A single MCP tool that accesses your email can:

  • Access your private data (emails) [B]
  • Be exposed to untrusted content (anyone can email you) [A]
  • Communicate externally (forward emails, send replies) [C]

Why Guardrails Won't Save You

Here's the uncomfortable truth: we still don't know how to reliably prevent these attacks 100% of the time.

Many vendors sell "guardrail" products claiming to detect and prevent these attacks, but Willison is deeply suspicious of them. They often claim to catch "95% of attacks" but in security, 95% is a failing grade. The non-deterministic nature of LLMs means you can never be completely certain your protections will work every time, especially given the infinite ways malicious instructions can be phrased.

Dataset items

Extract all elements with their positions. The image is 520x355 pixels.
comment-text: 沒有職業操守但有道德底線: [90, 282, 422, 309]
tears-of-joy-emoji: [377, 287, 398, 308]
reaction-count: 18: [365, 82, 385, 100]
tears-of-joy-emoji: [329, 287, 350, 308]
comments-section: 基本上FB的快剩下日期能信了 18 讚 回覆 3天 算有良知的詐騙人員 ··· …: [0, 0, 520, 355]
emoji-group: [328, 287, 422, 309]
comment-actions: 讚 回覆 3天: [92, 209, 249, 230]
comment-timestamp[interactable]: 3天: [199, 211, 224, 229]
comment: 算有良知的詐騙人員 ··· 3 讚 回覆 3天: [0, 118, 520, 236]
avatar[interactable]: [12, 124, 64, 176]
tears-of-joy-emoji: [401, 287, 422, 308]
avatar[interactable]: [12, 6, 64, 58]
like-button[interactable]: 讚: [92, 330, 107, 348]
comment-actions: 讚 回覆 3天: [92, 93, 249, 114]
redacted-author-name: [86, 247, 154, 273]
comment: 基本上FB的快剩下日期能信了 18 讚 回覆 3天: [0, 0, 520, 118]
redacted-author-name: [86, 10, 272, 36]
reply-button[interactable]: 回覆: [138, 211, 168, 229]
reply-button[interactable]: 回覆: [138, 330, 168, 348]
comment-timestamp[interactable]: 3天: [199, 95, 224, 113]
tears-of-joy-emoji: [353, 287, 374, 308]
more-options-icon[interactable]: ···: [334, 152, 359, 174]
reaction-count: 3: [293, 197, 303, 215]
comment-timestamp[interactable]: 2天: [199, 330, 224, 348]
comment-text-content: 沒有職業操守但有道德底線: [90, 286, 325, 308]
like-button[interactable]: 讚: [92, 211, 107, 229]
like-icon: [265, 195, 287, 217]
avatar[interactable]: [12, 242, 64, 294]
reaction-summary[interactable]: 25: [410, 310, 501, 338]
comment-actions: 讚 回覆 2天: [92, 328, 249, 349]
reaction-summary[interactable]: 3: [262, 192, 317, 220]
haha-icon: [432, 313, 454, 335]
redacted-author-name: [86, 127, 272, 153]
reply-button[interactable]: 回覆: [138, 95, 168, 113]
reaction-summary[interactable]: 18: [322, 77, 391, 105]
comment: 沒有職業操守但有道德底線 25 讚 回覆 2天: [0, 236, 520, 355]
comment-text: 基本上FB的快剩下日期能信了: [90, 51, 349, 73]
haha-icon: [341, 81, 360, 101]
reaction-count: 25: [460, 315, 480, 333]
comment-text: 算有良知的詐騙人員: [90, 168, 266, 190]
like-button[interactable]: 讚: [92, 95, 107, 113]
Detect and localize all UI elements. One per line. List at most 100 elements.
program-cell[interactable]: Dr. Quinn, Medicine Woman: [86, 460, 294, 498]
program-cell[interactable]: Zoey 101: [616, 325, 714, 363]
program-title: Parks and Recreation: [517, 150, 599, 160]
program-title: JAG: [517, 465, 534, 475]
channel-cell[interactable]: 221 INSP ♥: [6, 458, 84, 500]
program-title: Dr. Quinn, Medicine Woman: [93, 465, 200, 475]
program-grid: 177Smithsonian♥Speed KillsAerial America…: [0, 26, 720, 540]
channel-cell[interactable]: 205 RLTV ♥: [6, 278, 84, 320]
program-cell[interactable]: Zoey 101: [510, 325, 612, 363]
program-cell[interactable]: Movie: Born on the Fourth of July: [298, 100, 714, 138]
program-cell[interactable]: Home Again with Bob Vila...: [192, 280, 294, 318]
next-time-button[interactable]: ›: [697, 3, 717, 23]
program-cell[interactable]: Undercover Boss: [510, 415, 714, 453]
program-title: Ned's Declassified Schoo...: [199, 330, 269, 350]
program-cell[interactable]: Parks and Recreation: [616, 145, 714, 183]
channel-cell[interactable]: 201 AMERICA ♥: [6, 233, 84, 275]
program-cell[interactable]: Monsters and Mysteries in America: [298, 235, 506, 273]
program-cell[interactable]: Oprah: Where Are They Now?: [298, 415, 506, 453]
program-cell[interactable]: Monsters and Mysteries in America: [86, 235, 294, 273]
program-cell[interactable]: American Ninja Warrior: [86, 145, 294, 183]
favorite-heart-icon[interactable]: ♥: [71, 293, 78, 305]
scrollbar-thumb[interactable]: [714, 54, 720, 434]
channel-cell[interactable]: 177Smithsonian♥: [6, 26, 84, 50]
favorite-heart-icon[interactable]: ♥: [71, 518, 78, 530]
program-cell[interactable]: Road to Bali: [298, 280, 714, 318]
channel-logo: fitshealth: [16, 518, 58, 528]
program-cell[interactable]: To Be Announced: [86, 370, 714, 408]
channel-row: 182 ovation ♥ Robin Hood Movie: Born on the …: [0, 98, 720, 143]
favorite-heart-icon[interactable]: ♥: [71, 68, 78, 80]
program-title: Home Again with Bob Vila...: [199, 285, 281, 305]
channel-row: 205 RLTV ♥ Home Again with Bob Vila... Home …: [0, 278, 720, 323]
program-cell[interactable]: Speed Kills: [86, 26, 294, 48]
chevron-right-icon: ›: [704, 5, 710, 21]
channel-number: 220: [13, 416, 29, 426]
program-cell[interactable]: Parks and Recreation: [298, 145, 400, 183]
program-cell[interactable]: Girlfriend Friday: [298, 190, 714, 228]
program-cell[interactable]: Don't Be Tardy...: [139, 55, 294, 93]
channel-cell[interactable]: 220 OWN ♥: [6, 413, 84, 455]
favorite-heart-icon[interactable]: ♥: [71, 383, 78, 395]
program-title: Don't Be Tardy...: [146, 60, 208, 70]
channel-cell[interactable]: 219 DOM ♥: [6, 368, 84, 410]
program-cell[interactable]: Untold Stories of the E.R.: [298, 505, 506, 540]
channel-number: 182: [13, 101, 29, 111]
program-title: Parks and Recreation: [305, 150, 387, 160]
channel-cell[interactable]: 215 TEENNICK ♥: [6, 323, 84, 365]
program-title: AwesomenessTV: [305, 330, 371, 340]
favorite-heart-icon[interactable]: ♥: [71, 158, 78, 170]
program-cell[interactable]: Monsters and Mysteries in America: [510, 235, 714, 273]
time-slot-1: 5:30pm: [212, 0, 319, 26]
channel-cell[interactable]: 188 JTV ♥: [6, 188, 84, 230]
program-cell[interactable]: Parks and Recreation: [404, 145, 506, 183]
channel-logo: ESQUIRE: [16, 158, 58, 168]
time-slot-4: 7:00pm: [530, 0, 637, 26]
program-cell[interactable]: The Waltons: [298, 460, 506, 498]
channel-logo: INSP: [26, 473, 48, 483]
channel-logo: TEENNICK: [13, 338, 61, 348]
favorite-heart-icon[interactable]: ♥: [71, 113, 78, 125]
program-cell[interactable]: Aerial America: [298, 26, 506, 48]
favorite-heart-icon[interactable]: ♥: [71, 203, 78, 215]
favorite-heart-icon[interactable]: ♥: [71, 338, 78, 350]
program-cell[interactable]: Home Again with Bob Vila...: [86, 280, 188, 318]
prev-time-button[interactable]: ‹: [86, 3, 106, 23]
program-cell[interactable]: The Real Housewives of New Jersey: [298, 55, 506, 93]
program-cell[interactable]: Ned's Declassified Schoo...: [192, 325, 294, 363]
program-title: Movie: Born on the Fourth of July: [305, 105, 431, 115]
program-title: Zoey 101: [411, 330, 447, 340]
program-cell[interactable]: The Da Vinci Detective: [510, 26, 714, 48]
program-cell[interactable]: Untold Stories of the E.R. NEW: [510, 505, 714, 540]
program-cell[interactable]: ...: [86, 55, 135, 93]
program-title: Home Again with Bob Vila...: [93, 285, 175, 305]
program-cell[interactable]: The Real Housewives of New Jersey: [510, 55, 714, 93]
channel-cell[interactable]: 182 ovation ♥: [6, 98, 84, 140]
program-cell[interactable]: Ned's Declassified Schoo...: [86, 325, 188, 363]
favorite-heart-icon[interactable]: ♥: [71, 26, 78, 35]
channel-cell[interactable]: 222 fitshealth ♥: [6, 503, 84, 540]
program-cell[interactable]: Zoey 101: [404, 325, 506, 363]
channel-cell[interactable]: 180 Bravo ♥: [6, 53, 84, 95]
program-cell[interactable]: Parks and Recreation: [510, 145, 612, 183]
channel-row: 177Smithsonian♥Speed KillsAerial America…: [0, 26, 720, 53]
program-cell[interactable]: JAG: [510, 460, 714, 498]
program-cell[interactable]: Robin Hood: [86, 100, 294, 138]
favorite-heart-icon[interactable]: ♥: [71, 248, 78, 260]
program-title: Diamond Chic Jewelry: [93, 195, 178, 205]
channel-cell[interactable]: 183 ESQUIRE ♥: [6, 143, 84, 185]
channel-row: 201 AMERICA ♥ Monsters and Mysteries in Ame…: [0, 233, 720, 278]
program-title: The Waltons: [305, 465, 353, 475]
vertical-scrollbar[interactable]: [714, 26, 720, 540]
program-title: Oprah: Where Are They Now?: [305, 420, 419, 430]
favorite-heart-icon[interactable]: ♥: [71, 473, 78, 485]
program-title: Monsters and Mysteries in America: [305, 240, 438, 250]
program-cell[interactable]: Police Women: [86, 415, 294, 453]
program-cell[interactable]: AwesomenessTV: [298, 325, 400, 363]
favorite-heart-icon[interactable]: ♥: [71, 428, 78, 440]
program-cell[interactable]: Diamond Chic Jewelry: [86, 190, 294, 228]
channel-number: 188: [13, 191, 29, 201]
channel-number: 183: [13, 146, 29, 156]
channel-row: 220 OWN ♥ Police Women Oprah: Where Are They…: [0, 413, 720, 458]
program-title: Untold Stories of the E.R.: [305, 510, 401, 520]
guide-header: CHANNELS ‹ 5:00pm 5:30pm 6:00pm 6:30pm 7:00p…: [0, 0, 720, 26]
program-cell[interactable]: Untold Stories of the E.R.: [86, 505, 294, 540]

TASK REQUIREMENTS
**A)** Retype the MCP security passage between "Many vendors sell" and "can be phrased.", inclusive.
**B)** Answer these questions from the MCP security passage:
(i) Why is an email-accessing MCP tool exposed to untrusted content?
(ii) What two examples of communicating externally are given?
(iii) What share of attacks do guardrail products often claim to catch?
**C)** Decide whether each statement agrees with the MCP security passage, giving yes or no and quoting the deciding words:
(i) Willison places confidence in guardrail products.
(ii) Reliable prevention of these attacks 100% of the time is already known.
(iii) The non-deterministic nature of LLMs makes complete certainty about protections impossible.
Base every answer solely on the MCP security passage.

ANSWERS FOR THIS EXERCISE
**A)**
Many vendors sell "guardrail" products claiming to detect and prevent these attacks, but Willison is deeply suspicious of them. They often claim to catch "95% of attacks" but in security, 95% is a failing grade. The non-deterministic nature of LLMs means you can never be completely certain your protections will work every time, especially given the infinite ways malicious instructions can be phrased.

**B)**
(i) Anyone can email you.
(ii) Forwarding emails and sending replies.
(iii) 95%.

**C)**
(i) No: "Willison is deeply suspicious of them."
(ii) No: "we still don't know how to reliably prevent these attacks 100% of the time."
(iii) Yes: "The non-deterministic nature of LLMs means you can never be completely certain your protections will work every time"